THE EXERCISE: Copy out every one of the entries below verbatim, line for line, without changing anything.

---------- THE DATA

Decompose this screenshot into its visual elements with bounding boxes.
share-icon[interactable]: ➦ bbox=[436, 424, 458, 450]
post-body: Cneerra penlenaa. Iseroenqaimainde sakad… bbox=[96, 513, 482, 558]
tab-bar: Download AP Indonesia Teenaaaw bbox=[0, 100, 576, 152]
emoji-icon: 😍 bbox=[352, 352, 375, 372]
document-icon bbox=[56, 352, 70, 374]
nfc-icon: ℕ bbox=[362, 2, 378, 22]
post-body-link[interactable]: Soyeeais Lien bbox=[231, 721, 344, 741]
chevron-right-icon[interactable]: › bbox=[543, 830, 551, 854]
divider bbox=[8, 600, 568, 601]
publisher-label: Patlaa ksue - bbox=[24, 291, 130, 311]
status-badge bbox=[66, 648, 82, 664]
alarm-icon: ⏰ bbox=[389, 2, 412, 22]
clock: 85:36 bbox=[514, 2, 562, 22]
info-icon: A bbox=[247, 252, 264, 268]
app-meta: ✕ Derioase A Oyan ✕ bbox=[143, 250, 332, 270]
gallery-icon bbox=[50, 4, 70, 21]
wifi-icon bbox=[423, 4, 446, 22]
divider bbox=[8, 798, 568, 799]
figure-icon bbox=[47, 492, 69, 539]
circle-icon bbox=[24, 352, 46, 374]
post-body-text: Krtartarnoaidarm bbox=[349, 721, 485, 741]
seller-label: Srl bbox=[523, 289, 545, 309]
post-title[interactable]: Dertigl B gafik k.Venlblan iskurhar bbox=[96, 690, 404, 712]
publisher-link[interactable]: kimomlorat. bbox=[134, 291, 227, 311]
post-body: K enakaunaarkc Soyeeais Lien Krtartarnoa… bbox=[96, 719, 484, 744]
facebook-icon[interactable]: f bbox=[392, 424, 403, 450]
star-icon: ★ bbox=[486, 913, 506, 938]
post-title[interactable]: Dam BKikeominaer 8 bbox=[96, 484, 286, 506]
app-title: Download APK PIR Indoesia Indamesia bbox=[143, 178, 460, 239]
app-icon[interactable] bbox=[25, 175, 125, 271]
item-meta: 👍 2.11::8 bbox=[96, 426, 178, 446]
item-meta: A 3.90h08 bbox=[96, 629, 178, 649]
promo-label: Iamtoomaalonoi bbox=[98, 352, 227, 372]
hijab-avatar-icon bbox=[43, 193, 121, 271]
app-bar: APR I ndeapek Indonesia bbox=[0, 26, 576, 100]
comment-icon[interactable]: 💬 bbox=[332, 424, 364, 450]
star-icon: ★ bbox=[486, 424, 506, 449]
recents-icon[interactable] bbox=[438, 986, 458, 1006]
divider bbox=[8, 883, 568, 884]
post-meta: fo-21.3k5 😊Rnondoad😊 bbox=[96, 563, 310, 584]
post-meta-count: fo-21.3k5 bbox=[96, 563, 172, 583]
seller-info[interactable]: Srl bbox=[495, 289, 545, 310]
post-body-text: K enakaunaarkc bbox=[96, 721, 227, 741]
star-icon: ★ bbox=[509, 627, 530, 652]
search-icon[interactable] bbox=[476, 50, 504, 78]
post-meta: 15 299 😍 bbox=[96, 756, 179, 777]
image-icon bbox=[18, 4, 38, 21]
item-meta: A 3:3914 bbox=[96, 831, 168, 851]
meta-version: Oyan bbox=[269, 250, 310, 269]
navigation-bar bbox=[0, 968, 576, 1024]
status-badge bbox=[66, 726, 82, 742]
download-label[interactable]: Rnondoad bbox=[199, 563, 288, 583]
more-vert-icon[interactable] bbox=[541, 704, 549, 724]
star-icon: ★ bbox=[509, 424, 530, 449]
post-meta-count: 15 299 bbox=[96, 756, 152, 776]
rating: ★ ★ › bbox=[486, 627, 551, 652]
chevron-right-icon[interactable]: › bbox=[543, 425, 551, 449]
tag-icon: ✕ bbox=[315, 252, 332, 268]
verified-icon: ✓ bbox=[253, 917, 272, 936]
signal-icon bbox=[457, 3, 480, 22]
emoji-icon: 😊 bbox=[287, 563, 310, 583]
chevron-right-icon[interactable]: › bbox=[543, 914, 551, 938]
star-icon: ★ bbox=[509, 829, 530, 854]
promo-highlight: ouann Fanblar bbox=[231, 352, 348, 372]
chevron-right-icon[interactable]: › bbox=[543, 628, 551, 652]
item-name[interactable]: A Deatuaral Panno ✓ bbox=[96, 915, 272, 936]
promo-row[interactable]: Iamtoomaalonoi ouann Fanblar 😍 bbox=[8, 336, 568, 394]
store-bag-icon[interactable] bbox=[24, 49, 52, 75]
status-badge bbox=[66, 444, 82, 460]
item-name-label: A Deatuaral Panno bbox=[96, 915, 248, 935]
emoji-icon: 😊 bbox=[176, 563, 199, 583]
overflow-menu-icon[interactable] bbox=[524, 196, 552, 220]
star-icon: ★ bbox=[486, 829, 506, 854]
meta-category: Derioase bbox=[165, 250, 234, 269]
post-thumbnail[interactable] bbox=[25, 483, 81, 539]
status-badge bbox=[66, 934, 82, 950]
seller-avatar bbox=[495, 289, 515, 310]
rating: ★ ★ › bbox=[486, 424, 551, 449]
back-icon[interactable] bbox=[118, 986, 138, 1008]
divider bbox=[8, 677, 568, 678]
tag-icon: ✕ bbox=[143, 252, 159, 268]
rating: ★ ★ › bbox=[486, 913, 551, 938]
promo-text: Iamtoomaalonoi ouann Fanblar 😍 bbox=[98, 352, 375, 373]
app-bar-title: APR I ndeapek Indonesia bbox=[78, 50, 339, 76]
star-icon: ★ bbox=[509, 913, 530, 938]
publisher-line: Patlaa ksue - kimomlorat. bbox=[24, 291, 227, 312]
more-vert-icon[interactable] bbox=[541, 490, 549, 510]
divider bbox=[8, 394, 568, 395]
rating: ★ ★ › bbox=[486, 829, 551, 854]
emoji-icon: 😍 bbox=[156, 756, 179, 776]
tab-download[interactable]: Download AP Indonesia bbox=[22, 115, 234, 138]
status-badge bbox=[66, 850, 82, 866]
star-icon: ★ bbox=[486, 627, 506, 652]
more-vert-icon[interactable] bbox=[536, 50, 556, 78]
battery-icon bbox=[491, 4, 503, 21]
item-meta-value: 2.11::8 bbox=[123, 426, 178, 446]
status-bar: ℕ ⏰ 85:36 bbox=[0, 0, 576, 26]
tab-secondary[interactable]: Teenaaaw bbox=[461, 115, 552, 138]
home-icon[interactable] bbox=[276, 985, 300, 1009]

--------------------

WRITTEN REPLY:
Decompose this screenshot into its visual elements with bounding boxes.
share-icon[interactable]: ➦ bbox=[436, 424, 458, 450]
post-body: Cneerra penlenaa. Iseroenqaimainde sakad… bbox=[96, 513, 482, 558]
tab-bar: Download AP Indonesia Teenaaaw bbox=[0, 100, 576, 152]
emoji-icon: 😍 bbox=[352, 352, 375, 372]
document-icon bbox=[56, 352, 70, 374]
nfc-icon: ℕ bbox=[362, 2, 378, 22]
post-body-link[interactable]: Soyeeais Lien bbox=[231, 721, 344, 741]
chevron-right-icon[interactable]: › bbox=[543, 830, 551, 854]
divider bbox=[8, 600, 568, 601]
publisher-label: Patlaa ksue - bbox=[24, 291, 130, 311]
status-badge bbox=[66, 648, 82, 664]
alarm-icon: ⏰ bbox=[389, 2, 412, 22]
clock: 85:36 bbox=[514, 2, 562, 22]
info-icon: A bbox=[247, 252, 264, 268]
app-meta: ✕ Derioase A Oyan ✕ bbox=[143, 250, 332, 270]
gallery-icon bbox=[50, 4, 70, 21]
wifi-icon bbox=[423, 4, 446, 22]
divider bbox=[8, 798, 568, 799]
figure-icon bbox=[47, 492, 69, 539]
circle-icon bbox=[24, 352, 46, 374]
post-body-text: Krtartarnoaidarm bbox=[349, 721, 485, 741]
seller-label: Srl bbox=[523, 289, 545, 309]
post-title[interactable]: Dertigl B gafik k.Venlblan iskurhar bbox=[96, 690, 404, 712]
publisher-link[interactable]: kimomlorat. bbox=[134, 291, 227, 311]
post-body: K enakaunaarkc Soyeeais Lien Krtartarnoa… bbox=[96, 719, 484, 744]
facebook-icon[interactable]: f bbox=[392, 424, 403, 450]
star-icon: ★ bbox=[486, 913, 506, 938]
post-title[interactable]: Dam BKikeominaer 8 bbox=[96, 484, 286, 506]
app-title: Download APK PIR Indoesia Indamesia bbox=[143, 178, 460, 239]
app-icon[interactable] bbox=[25, 175, 125, 271]
item-meta: 👍 2.11::8 bbox=[96, 426, 178, 446]
item-meta: A 3.90h08 bbox=[96, 629, 178, 649]
promo-label: Iamtoomaalonoi bbox=[98, 352, 227, 372]
hijab-avatar-icon bbox=[43, 193, 121, 271]
app-bar: APR I ndeapek Indonesia bbox=[0, 26, 576, 100]
comment-icon[interactable]: 💬 bbox=[332, 424, 364, 450]
star-icon: ★ bbox=[486, 424, 506, 449]
recents-icon[interactable] bbox=[438, 986, 458, 1006]
divider bbox=[8, 883, 568, 884]
post-meta: fo-21.3k5 😊Rnondoad😊 bbox=[96, 563, 310, 584]
post-meta-count: fo-21.3k5 bbox=[96, 563, 172, 583]
seller-info[interactable]: Srl bbox=[495, 289, 545, 310]
post-body-text: K enakaunaarkc bbox=[96, 721, 227, 741]
star-icon: ★ bbox=[509, 627, 530, 652]
search-icon[interactable] bbox=[476, 50, 504, 78]
post-meta: 15 299 😍 bbox=[96, 756, 179, 777]
image-icon bbox=[18, 4, 38, 21]
item-meta: A 3:3914 bbox=[96, 831, 168, 851]
meta-version: Oyan bbox=[269, 250, 310, 269]
navigation-bar bbox=[0, 968, 576, 1024]
status-badge bbox=[66, 726, 82, 742]
download-label[interactable]: Rnondoad bbox=[199, 563, 288, 583]
more-vert-icon[interactable] bbox=[541, 704, 549, 724]
star-icon: ★ bbox=[509, 424, 530, 449]
post-meta-count: 15 299 bbox=[96, 756, 152, 776]
rating: ★ ★ › bbox=[486, 627, 551, 652]
chevron-right-icon[interactable]: › bbox=[543, 425, 551, 449]
tag-icon: ✕ bbox=[315, 252, 332, 268]
verified-icon: ✓ bbox=[253, 917, 272, 936]
signal-icon bbox=[457, 3, 480, 22]
emoji-icon: 😊 bbox=[287, 563, 310, 583]
chevron-right-icon[interactable]: › bbox=[543, 914, 551, 938]
star-icon: ★ bbox=[509, 829, 530, 854]
promo-highlight: ouann Fanblar bbox=[231, 352, 348, 372]
chevron-right-icon[interactable]: › bbox=[543, 628, 551, 652]
item-name[interactable]: A Deatuaral Panno ✓ bbox=[96, 915, 272, 936]
promo-row[interactable]: Iamtoomaalonoi ouann Fanblar 😍 bbox=[8, 336, 568, 394]
store-bag-icon[interactable] bbox=[24, 49, 52, 75]
status-badge bbox=[66, 444, 82, 460]
item-name-label: A Deatuaral Panno bbox=[96, 915, 248, 935]
emoji-icon: 😊 bbox=[176, 563, 199, 583]
overflow-menu-icon[interactable] bbox=[524, 196, 552, 220]
star-icon: ★ bbox=[486, 829, 506, 854]
meta-category: Derioase bbox=[165, 250, 234, 269]
post-thumbnail[interactable] bbox=[25, 483, 81, 539]
status-badge bbox=[66, 934, 82, 950]
seller-avatar bbox=[495, 289, 515, 310]
rating: ★ ★ › bbox=[486, 424, 551, 449]
back-icon[interactable] bbox=[118, 986, 138, 1008]
divider bbox=[8, 677, 568, 678]
tag-icon: ✕ bbox=[143, 252, 159, 268]
rating: ★ ★ › bbox=[486, 913, 551, 938]
promo-text: Iamtoomaalonoi ouann Fanblar 😍 bbox=[98, 352, 375, 373]
app-bar-title: APR I ndeapek Indonesia bbox=[78, 50, 339, 76]
star-icon: ★ bbox=[509, 913, 530, 938]
publisher-line: Patlaa ksue - kimomlorat. bbox=[24, 291, 227, 312]
more-vert-icon[interactable] bbox=[541, 490, 549, 510]
divider bbox=[8, 394, 568, 395]
rating: ★ ★ › bbox=[486, 829, 551, 854]
emoji-icon: 😍 bbox=[156, 756, 179, 776]
tab-download[interactable]: Download AP Indonesia bbox=[22, 115, 234, 138]
status-badge bbox=[66, 850, 82, 866]
star-icon: ★ bbox=[486, 627, 506, 652]
more-vert-icon[interactable] bbox=[536, 50, 556, 78]
battery-icon bbox=[491, 4, 503, 21]
item-meta-value: 2.11::8 bbox=[123, 426, 178, 446]
status-bar: ℕ ⏰ 85:36 bbox=[0, 0, 576, 26]
tab-secondary[interactable]: Teenaaaw bbox=[461, 115, 552, 138]
home-icon[interactable] bbox=[276, 985, 300, 1009]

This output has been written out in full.